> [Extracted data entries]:
☆ ☆ ☆ ☆ ☆

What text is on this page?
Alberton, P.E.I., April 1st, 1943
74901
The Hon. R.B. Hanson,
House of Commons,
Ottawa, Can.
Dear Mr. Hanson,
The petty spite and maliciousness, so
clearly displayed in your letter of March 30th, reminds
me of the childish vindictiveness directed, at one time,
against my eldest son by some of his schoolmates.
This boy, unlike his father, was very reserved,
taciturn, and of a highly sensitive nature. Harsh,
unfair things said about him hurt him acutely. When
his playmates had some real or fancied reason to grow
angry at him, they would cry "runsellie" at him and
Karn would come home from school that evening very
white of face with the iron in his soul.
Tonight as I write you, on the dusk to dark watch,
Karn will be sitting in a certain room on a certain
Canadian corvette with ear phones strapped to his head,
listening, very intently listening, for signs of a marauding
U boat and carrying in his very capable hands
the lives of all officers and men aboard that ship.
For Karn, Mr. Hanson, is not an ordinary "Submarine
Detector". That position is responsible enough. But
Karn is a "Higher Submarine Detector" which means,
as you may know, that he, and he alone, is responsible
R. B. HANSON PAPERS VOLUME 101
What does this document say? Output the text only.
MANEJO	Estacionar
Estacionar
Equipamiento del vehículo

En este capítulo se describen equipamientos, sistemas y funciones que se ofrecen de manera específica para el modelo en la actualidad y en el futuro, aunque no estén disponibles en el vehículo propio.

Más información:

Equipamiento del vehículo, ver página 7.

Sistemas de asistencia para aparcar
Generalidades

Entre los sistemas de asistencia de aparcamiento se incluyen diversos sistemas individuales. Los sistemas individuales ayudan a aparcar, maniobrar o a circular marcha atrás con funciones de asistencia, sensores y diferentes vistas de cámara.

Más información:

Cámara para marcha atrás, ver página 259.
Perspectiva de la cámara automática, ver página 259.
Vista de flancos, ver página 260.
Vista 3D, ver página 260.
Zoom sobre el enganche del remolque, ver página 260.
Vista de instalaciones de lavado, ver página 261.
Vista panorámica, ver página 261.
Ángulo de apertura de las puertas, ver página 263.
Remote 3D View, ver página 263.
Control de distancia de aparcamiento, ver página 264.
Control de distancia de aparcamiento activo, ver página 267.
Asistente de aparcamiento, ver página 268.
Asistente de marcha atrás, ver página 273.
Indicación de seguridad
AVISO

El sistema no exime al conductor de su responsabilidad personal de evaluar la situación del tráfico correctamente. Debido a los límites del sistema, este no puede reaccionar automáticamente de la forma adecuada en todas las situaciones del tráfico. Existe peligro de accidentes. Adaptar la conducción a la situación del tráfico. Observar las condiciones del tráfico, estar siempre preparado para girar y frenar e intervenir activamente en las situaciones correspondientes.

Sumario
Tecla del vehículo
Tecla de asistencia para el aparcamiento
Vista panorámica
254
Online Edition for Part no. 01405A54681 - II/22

☆ ☆ ☆ ☆ ☆

> [Your goal]: Exactly reproduce every line found in the records.

> [Complete response]:
What text is on this page?
Alberton, P.E.I., April 1st, 1943
74901
The Hon. R.B. Hanson,
House of Commons,
Ottawa, Can.
Dear Mr. Hanson,
The petty spite and maliciousness, so
clearly displayed in your letter of March 30th, reminds
me of the childish vindictiveness directed, at one time,
against my eldest son by some of his schoolmates.
This boy, unlike his father, was very reserved,
taciturn, and of a highly sensitive nature. Harsh,
unfair things said about him hurt him acutely. When
his playmates had some real or fancied reason to grow
angry at him, they would cry "runsellie" at him and
Karn would come home from school that evening very
white of face with the iron in his soul.
Tonight as I write you, on the dusk to dark watch,
Karn will be sitting in a certain room on a certain
Canadian corvette with ear phones strapped to his head,
listening, very intently listening, for signs of a marauding
U boat and carrying in his very capable hands
the lives of all officers and men aboard that ship.
For Karn, Mr. Hanson, is not an ordinary "Submarine
Detector". That position is responsible enough. But
Karn is a "Higher Submarine Detector" which means,
as you may know, that he, and he alone, is responsible
R. B. HANSON PAPERS VOLUME 101
What does this document say? Output the text only.
MANEJO	Estacionar
Estacionar
Equipamiento del vehículo

En este capítulo se describen equipamientos, sistemas y funciones que se ofrecen de manera específica para el modelo en la actualidad y en el futuro, aunque no estén disponibles en el vehículo propio.

Más información:

Equipamiento del vehículo, ver página 7.

Sistemas de asistencia para aparcar
Generalidades

Entre los sistemas de asistencia de aparcamiento se incluyen diversos sistemas individuales. Los sistemas individuales ayudan a aparcar, maniobrar o a circular marcha atrás con funciones de asistencia, sensores y diferentes vistas de cámara.

Más información:

Cámara para marcha atrás, ver página 259.
Perspectiva de la cámara automática, ver página 259.
Vista de flancos, ver página 260.
Vista 3D, ver página 260.
Zoom sobre el enganche del remolque, ver página 260.
Vista de instalaciones de lavado, ver página 261.
Vista panorámica, ver página 261.
Ángulo de apertura de las puertas, ver página 263.
Remote 3D View, ver página 263.
Control de distancia de aparcamiento, ver página 264.
Control de distancia de aparcamiento activo, ver página 267.
Asistente de aparcamiento, ver página 268.
Asistente de marcha atrás, ver página 273.
Indicación de seguridad
AVISO

El sistema no exime al conductor de su responsabilidad personal de evaluar la situación del tráfico correctamente. Debido a los límites del sistema, este no puede reaccionar automáticamente de la forma adecuada en todas las situaciones del tráfico. Existe peligro de accidentes. Adaptar la conducción a la situación del tráfico. Observar las condiciones del tráfico, estar siempre preparado para girar y frenar e intervenir activamente en las situaciones correspondientes.

Sumario
Tecla del vehículo
Tecla de asistencia para el aparcamiento
Vista panorámica
254
Online Edition for Part no. 01405A54681 - II/22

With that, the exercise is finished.